* START *

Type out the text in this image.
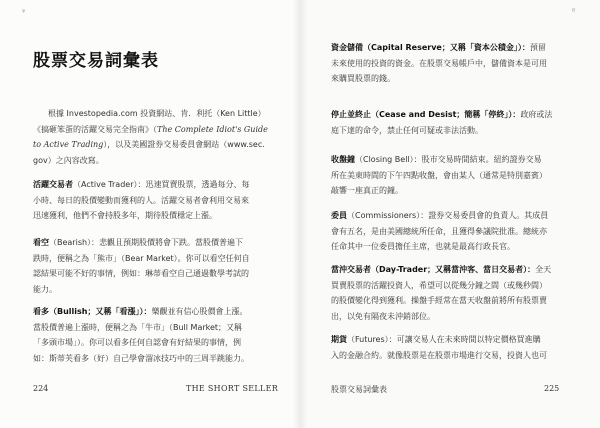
ψ
股票交易詞彙表

根據 Investopedia.com 投資網站、肯．利托（Ken Little）
《搞砸笨蛋的活躍交易完全指南》（The Complete Idiot's Guide
to Active Trading），以及美國證券交易委員會網站（www.sec.
gov）之內容改寫。

活躍交易者（Active Trader）：迅速買賣股票，透過每分、每
小時、每日的股價變動而獲利的人。活躍交易者會利用交易來
迅速獲利，他們不會持股多年，期待股價穩定上漲。

看空（Bearish）：悲觀且預期股價將會下跌。當股價普遍下
跌時，便稱之為「熊市」（Bear Market）。你可以看空任何自
認結果可能不好的事情，例如：琳蒂看空自己通過數學考試的
能力。

看多（Bullish；又稱「看漲」）：樂觀並有信心股價會上漲。
當股價普遍上漲時，便稱之為「牛市」（Bull Market；又稱
「多頭市場」）。你可以看多任何自認會有好結果的事情，例
如：斯蒂芙看多（好）自己學會溜冰技巧中的三周半跳能力。

224	THE SHORT SELLER
θ

資金儲備（Capital Reserve；又稱「資本公積金」）：預留
未來使用的投資的資金。在股票交易帳戶中，儲備資本是可用
來購買股票的錢。

停止並終止（Cease and Desist；簡稱「停終」）：政府或法
庭下達的命令，禁止任何可疑或非法活動。

收盤鐘（Closing Bell）：股市交易時間結束。紐約證券交易
所在美東時間的下午四點收盤，會由某人（通常是特別嘉賓）
敲響一座真正的鐘。

委員（Commissioners）：證券交易委員會的負責人。其成員
會有五名，是由美國總統所任命，且獲得參議院批准。總統亦
任命其中一位委員擔任主席，也就是最高行政長官。

當沖交易者（Day-Trader；又稱當沖客、當日交易者）：全天
買賣股票的活躍投資人，希望可以從幾分鐘之間（或幾秒間）
的股價變化得到獲利。操盤手經常在當天收盤前將所有股票賣
出，以免有隔夜未沖銷部位。

期貨（Futures）：可讓交易人在未來時間以特定價格買進購
入的金融合約。就像股票是在股票市場進行交易，投資人也可

股票交易詞彙表	225
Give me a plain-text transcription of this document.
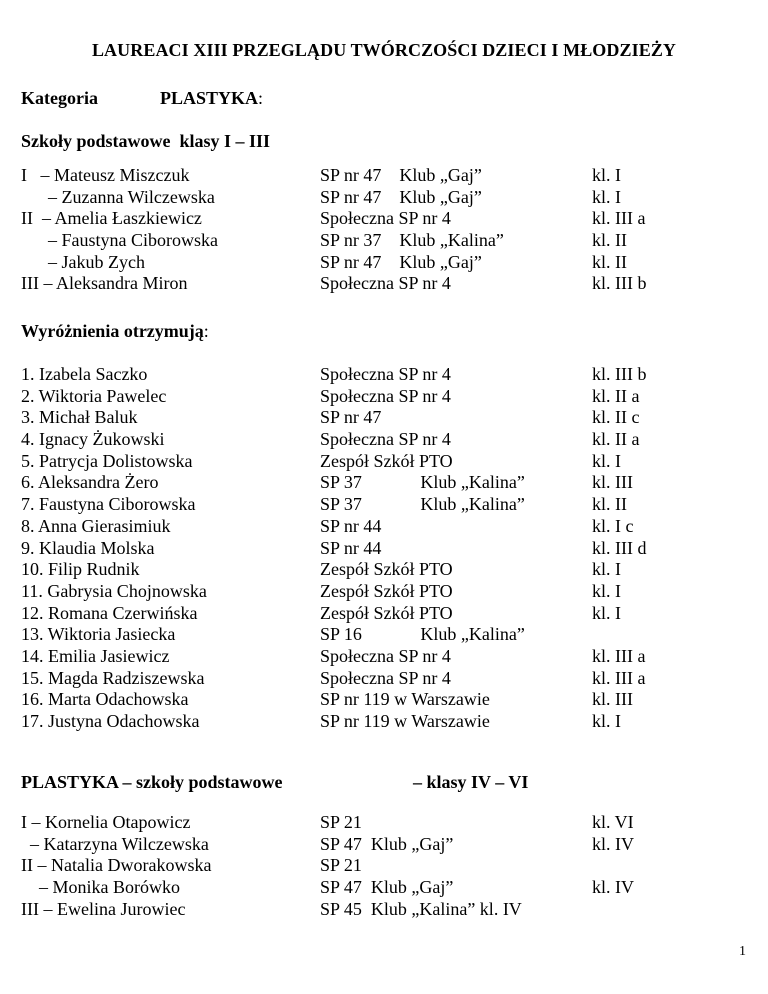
LAUREACI XIII PRZEGLĄDU TWÓRCZOŚCI DZIECI I MŁODZIEŻY
Kategoria	PLASTYKA:
Szkoły podstawowe  klasy I – III
I   – Mateusz Miszczuk	SP nr 47    Klub „Gaj”	kl. I
– Zuzanna Wilczewska	SP nr 47    Klub „Gaj”	kl. I
II  – Amelia Łaszkiewicz	Społeczna SP nr 4	kl. III a
– Faustyna Ciborowska	SP nr 37    Klub „Kalina”	kl. II
– Jakub Zych	SP nr 47    Klub „Gaj”	kl. II
III – Aleksandra Miron	Społeczna SP nr 4	kl. III b
Wyróżnienia otrzymują:
1. Izabela Saczko	Społeczna SP nr 4	kl. III b
2. Wiktoria Pawelec	Społeczna SP nr 4	kl. II a
3. Michał Baluk	SP nr 47	kl. II c
4. Ignacy Żukowski	Społeczna SP nr 4	kl. II a
5. Patrycja Dolistowska	Zespół Szkół PTO	kl. I
6. Aleksandra Żero	SP 37             Klub „Kalina”	kl. III
7. Faustyna Ciborowska	SP 37             Klub „Kalina”	kl. II
8. Anna Gierasimiuk	SP nr 44	kl. I c
9. Klaudia Molska	SP nr 44	kl. III d
10. Filip Rudnik	Zespół Szkół PTO	kl. I
11. Gabrysia Chojnowska	Zespół Szkół PTO	kl. I
12. Romana Czerwińska	Zespół Szkół PTO	kl. I
13. Wiktoria Jasiecka	SP 16             Klub „Kalina”
14. Emilia Jasiewicz	Społeczna SP nr 4	kl. III a
15. Magda Radziszewska	Społeczna SP nr 4	kl. III a
16. Marta Odachowska	SP nr 119 w Warszawie	kl. III
17. Justyna Odachowska	SP nr 119 w Warszawie	kl. I
PLASTYKA – szkoły podstawowe	– klasy IV – VI
I – Kornelia Otapowicz	SP 21	kl. VI
– Katarzyna Wilczewska	SP 47  Klub „Gaj”	kl. IV
II – Natalia Dworakowska	SP 21
– Monika Borówko	SP 47  Klub „Gaj”	kl. IV
III – Ewelina Jurowiec	SP 45  Klub „Kalina” kl. IV
1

* END *

> [Problem to work on]
State how many lines of the records above contain "Ciborowska", with no words besides the number.

> [Task response]
2